• _SUPPLIED RECORDS_:
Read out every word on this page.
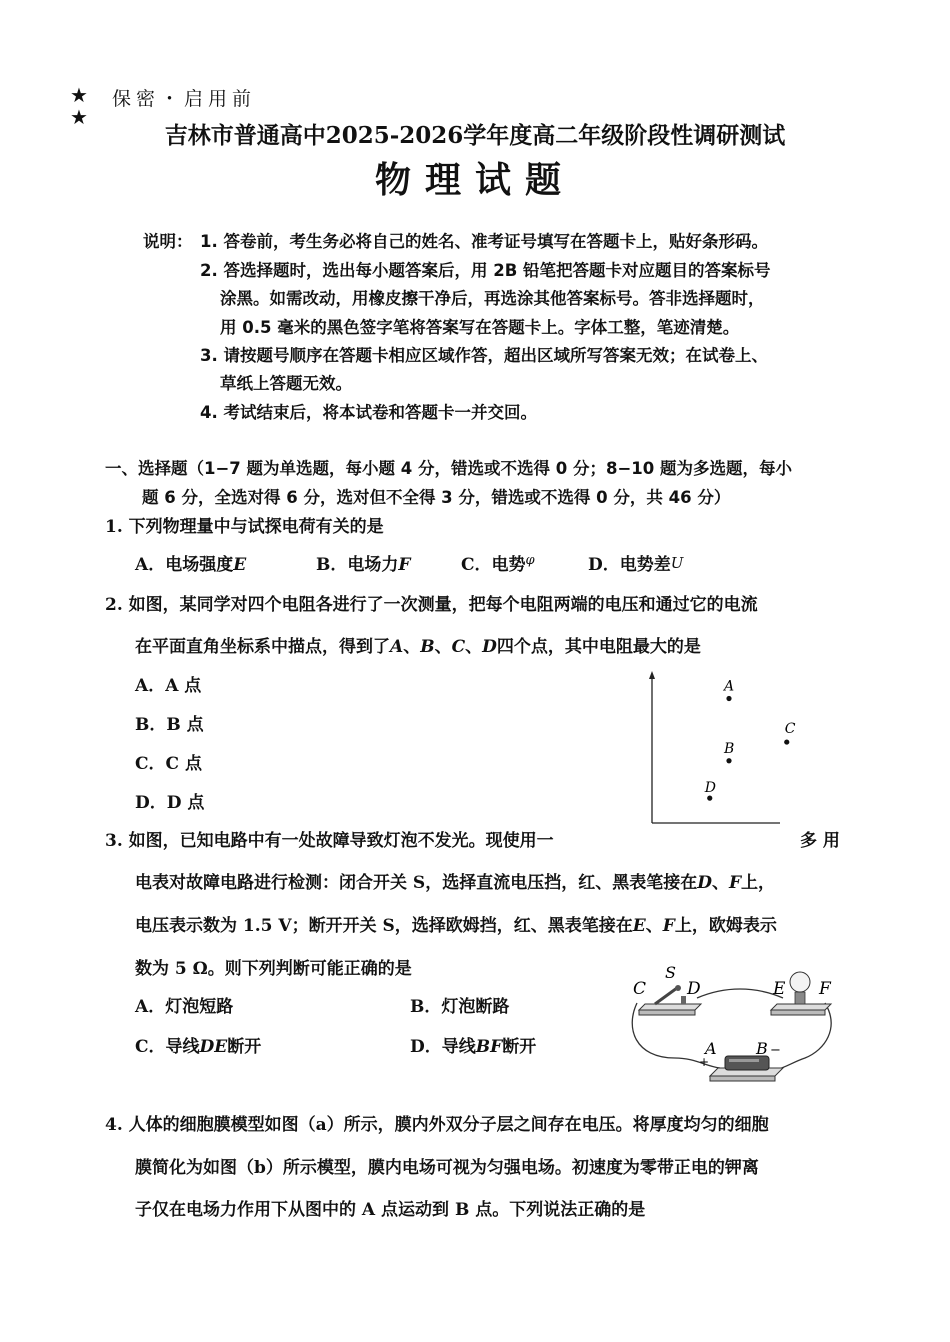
★ ★
保密・启用前
吉林市普通高中2025-2026学年度高二年级阶段性调研测试
物理试题
说明： 1. 答卷前，考生务必将自己的姓名、准考证号填写在答题卡上，贴好条形码。
2. 答选择题时，选出每小题答案后，用 2B 铅笔把答题卡对应题目的答案标号
涂黑。如需改动，用橡皮擦干净后，再选涂其他答案标号。答非选择题时，
用 0.5 毫米的黑色签字笔将答案写在答题卡上。字体工整，笔迹清楚。
3. 请按题号顺序在答题卡相应区域作答，超出区域所写答案无效；在试卷上、
草纸上答题无效。
4. 考试结束后，将本试卷和答题卡一并交回。
一、选择题（1−7 题为单选题，每小题 4 分，错选或不选得 0 分；8−10 题为多选题，每小
题 6 分，全选对得 6 分，选对但不全得 3 分，错选或不选得 0 分，共 46 分）
1. 下列物理量中与试探电荷有关的是
A．电场强度E	B．电场力F	C．电势$^\varphi$	D．电势差U
2. 如图，某同学对四个电阻各进行了一次测量，把每个电阻两端的电压和通过它的电流
在平面直角坐标系中描点，得到了A、B、C、D四个点，其中电阻最大的是
A．A 点
B．B 点
C．C 点
D．D 点
A
B
C
D
3. 如图，已知电路中有一处故障导致灯泡不发光。现使用一	多 用
电表对故障电路进行检测：闭合开关 S，选择直流电压挡，红、黑表笔接在D、F上，
电压表示数为 1.5 V；断开开关 S，选择欧姆挡，红、黑表笔接在E、F上，欧姆表示
数为 5 Ω。则下列判断可能正确的是
A．灯泡短路	B．灯泡断路
C．导线DE断开	D．导线BF断开
S
C D	E F
A B
+
−
4. 人体的细胞膜模型如图（a）所示，膜内外双分子层之间存在电压。将厚度均匀的细胞
膜简化为如图（b）所示模型，膜内电场可视为匀强电场。初速度为零带正电的钾离
子仅在电场力作用下从图中的 A 点运动到 B 点。下列说法正确的是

• _STATED PROBLEM_:
Quote all the records verbatim, dropping any pictures from your copy.

• _THE OUTPUT_:
Read out every word on this page.
★ ★
保密・启用前
吉林市普通高中2025-2026学年度高二年级阶段性调研测试
物理试题
说明： 1. 答卷前，考生务必将自己的姓名、准考证号填写在答题卡上，贴好条形码。
2. 答选择题时，选出每小题答案后，用 2B 铅笔把答题卡对应题目的答案标号
涂黑。如需改动，用橡皮擦干净后，再选涂其他答案标号。答非选择题时，
用 0.5 毫米的黑色签字笔将答案写在答题卡上。字体工整，笔迹清楚。
3. 请按题号顺序在答题卡相应区域作答，超出区域所写答案无效；在试卷上、
草纸上答题无效。
4. 考试结束后，将本试卷和答题卡一并交回。
一、选择题（1−7 题为单选题，每小题 4 分，错选或不选得 0 分；8−10 题为多选题，每小
题 6 分，全选对得 6 分，选对但不全得 3 分，错选或不选得 0 分，共 46 分）
1. 下列物理量中与试探电荷有关的是
A．电场强度E	B．电场力F	C．电势$^\varphi$	D．电势差U
2. 如图，某同学对四个电阻各进行了一次测量，把每个电阻两端的电压和通过它的电流
在平面直角坐标系中描点，得到了A、B、C、D四个点，其中电阻最大的是
A．A 点
B．B 点
C．C 点
D．D 点
A
B
C
D
3. 如图，已知电路中有一处故障导致灯泡不发光。现使用一	多 用
电表对故障电路进行检测：闭合开关 S，选择直流电压挡，红、黑表笔接在D、F上，
电压表示数为 1.5 V；断开开关 S，选择欧姆挡，红、黑表笔接在E、F上，欧姆表示
数为 5 Ω。则下列判断可能正确的是
A．灯泡短路	B．灯泡断路
C．导线DE断开	D．导线BF断开
S
C D	E F
A B
+
−
4. 人体的细胞膜模型如图（a）所示，膜内外双分子层之间存在电压。将厚度均匀的细胞
膜简化为如图（b）所示模型，膜内电场可视为匀强电场。初速度为零带正电的钾离
子仅在电场力作用下从图中的 A 点运动到 B 点。下列说法正确的是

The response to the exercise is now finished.